Collected data entries:
========================
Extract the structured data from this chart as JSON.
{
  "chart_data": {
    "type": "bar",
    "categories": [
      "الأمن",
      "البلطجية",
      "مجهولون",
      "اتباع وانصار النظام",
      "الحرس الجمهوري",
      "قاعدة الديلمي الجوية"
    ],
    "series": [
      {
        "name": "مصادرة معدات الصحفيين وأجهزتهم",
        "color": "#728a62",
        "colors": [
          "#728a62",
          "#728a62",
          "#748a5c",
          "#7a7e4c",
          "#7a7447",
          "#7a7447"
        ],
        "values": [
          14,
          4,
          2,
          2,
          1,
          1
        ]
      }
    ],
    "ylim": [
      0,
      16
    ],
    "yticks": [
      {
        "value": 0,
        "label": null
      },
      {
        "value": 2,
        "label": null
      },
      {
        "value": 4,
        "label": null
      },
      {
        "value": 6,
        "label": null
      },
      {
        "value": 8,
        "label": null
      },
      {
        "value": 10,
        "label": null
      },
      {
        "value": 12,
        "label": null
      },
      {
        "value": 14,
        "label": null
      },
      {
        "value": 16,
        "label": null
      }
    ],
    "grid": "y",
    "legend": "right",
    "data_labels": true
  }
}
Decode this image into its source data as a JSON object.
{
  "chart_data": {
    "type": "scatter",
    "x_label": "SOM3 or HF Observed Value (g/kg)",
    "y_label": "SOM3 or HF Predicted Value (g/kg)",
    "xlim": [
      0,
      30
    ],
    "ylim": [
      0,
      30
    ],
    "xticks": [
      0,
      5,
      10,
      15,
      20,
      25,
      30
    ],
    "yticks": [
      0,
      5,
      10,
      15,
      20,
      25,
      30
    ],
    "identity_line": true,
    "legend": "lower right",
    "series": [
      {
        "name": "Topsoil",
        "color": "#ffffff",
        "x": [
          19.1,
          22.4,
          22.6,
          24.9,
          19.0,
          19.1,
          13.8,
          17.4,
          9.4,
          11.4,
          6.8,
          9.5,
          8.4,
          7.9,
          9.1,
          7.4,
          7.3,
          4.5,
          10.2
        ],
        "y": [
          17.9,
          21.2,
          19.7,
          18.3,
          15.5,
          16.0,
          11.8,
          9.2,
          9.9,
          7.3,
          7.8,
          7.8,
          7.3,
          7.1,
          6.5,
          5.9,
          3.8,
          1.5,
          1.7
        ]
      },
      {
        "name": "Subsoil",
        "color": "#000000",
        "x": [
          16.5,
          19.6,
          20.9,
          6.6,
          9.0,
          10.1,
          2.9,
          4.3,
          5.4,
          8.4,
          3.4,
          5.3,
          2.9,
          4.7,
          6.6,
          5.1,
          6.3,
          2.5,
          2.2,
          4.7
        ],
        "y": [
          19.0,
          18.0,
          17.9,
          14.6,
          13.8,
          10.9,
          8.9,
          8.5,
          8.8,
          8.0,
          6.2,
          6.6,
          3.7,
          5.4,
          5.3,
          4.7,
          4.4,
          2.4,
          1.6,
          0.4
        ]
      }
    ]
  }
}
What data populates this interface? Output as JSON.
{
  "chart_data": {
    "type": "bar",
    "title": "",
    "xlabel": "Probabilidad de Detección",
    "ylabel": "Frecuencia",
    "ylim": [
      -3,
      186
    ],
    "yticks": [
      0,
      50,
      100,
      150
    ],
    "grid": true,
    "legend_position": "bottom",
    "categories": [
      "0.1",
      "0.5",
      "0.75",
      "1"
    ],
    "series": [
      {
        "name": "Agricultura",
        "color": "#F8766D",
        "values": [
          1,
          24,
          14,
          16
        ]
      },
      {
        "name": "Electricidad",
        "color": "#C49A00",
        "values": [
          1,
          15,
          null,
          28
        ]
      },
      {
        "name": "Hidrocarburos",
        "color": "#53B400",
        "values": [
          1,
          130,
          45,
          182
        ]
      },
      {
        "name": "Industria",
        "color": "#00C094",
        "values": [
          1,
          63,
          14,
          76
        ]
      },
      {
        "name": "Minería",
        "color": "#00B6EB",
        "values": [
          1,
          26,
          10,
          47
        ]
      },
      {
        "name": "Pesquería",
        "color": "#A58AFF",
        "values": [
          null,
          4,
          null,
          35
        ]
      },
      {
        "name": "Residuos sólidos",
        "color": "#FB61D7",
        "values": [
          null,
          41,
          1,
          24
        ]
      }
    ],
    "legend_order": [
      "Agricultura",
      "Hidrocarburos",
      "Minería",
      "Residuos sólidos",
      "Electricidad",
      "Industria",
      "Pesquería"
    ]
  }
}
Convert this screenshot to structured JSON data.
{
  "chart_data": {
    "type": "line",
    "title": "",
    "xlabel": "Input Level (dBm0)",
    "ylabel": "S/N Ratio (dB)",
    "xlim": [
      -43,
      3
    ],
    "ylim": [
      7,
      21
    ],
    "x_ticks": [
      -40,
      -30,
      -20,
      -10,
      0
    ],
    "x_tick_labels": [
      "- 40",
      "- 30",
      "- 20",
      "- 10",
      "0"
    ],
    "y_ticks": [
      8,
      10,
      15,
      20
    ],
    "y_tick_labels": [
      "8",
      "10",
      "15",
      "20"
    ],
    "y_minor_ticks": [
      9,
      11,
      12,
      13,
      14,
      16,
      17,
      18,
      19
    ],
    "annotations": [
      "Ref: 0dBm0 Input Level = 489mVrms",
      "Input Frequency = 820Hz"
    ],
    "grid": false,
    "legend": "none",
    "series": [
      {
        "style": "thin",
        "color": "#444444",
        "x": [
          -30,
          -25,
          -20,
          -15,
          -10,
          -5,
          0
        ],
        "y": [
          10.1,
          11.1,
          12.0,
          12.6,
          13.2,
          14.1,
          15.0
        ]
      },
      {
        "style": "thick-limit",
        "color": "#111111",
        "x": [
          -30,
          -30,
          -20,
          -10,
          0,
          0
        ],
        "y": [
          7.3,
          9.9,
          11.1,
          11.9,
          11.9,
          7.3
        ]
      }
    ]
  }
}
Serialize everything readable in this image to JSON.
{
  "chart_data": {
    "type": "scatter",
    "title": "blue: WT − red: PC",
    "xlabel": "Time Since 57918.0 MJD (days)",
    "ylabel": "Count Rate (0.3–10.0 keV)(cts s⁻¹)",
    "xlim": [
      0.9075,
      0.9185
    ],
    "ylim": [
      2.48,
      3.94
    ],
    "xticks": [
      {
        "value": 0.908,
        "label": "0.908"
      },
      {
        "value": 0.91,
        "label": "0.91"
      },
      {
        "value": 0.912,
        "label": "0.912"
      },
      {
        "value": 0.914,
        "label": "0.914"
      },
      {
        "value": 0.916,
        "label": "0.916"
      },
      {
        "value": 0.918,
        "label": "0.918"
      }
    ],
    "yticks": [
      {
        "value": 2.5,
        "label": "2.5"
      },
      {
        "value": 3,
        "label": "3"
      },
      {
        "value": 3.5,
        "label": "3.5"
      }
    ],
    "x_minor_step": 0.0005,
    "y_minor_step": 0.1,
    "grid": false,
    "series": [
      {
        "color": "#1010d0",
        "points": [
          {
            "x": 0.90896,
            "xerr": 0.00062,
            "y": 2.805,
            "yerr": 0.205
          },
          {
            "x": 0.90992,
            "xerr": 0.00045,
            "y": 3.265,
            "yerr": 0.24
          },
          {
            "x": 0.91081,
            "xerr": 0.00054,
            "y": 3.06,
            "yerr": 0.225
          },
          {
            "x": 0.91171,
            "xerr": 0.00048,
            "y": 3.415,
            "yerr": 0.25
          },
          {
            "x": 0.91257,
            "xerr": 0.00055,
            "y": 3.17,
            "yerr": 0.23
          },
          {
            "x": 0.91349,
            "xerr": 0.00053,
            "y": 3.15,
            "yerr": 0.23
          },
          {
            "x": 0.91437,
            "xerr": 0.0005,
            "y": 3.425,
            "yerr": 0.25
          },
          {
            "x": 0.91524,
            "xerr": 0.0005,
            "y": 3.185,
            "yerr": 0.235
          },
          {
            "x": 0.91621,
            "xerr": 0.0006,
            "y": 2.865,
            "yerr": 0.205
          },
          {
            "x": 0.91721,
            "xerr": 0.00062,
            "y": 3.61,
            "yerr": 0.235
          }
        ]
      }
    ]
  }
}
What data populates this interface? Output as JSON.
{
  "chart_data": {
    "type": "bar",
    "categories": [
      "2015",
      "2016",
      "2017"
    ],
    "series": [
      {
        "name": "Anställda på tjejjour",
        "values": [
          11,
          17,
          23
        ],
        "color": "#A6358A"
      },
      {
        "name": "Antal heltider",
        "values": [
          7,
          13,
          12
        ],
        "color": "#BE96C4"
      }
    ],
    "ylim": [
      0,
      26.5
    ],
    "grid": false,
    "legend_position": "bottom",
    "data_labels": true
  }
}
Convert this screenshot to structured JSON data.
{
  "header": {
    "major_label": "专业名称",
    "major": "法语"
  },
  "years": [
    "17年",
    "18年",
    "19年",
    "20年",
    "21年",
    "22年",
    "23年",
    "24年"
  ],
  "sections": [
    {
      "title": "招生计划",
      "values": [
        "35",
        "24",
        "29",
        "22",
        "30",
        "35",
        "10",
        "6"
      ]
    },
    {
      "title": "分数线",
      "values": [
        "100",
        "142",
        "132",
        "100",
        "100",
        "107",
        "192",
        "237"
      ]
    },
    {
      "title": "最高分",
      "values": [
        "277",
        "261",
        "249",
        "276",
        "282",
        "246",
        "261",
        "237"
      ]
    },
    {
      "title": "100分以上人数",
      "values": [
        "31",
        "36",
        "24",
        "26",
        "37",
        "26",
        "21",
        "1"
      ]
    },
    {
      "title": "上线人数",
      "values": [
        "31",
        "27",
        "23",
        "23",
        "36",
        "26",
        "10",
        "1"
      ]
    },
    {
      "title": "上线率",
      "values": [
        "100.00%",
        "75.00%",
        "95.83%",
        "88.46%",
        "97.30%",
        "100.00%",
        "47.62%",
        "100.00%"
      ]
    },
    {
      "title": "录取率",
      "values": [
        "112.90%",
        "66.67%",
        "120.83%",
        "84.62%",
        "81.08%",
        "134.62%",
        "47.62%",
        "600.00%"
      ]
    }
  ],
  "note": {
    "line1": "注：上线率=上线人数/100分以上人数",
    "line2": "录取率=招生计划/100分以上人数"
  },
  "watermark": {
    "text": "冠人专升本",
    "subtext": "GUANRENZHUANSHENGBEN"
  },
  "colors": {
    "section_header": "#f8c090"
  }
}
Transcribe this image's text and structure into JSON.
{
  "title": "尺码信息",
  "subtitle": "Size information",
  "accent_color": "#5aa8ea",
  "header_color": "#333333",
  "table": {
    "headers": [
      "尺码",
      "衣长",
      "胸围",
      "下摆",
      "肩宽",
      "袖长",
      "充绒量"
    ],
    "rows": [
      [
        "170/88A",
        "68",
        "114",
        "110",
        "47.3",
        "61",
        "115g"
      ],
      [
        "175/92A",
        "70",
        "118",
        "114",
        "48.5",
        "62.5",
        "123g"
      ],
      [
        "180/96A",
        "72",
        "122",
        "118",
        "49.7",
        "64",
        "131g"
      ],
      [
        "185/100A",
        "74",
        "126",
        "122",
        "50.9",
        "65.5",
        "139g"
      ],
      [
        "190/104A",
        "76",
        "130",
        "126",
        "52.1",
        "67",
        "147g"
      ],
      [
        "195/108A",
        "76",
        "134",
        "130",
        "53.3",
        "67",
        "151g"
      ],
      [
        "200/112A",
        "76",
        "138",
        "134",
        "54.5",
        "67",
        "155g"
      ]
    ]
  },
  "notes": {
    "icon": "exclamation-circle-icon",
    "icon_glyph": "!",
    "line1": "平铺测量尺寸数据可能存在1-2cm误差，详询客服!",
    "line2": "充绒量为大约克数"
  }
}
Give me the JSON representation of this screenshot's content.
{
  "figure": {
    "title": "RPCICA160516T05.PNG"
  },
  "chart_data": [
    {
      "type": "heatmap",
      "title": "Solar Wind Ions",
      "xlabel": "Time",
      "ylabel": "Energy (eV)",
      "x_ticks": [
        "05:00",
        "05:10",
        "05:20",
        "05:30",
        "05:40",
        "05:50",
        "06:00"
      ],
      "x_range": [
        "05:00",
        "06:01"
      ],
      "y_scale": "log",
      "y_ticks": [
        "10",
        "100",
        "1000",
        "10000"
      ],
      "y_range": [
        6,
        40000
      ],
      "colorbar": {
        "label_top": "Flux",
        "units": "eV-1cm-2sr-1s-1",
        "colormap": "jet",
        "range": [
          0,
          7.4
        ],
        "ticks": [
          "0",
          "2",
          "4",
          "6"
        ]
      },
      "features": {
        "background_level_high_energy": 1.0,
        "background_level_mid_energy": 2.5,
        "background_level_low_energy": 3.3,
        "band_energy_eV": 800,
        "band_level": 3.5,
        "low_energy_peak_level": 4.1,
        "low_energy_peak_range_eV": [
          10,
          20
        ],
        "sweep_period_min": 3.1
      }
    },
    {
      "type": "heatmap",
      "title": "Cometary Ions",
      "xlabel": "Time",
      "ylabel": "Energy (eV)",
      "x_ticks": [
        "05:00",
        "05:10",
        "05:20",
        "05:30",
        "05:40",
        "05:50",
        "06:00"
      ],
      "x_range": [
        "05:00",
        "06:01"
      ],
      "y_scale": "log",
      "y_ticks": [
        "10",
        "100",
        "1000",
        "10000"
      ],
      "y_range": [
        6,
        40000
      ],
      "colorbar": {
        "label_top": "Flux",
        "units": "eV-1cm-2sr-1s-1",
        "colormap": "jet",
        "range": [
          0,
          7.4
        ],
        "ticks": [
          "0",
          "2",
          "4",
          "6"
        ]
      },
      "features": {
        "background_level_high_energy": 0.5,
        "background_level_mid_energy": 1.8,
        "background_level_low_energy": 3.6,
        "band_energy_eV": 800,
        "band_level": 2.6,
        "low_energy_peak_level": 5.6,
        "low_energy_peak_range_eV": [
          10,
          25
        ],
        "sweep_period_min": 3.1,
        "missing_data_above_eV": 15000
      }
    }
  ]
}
========================
- _TASK BRIEF_:
Say how many lines have the string "Input" in them, offering no words beyond the number.

- _SOLUTION FOR THIS PROBLEM_:
3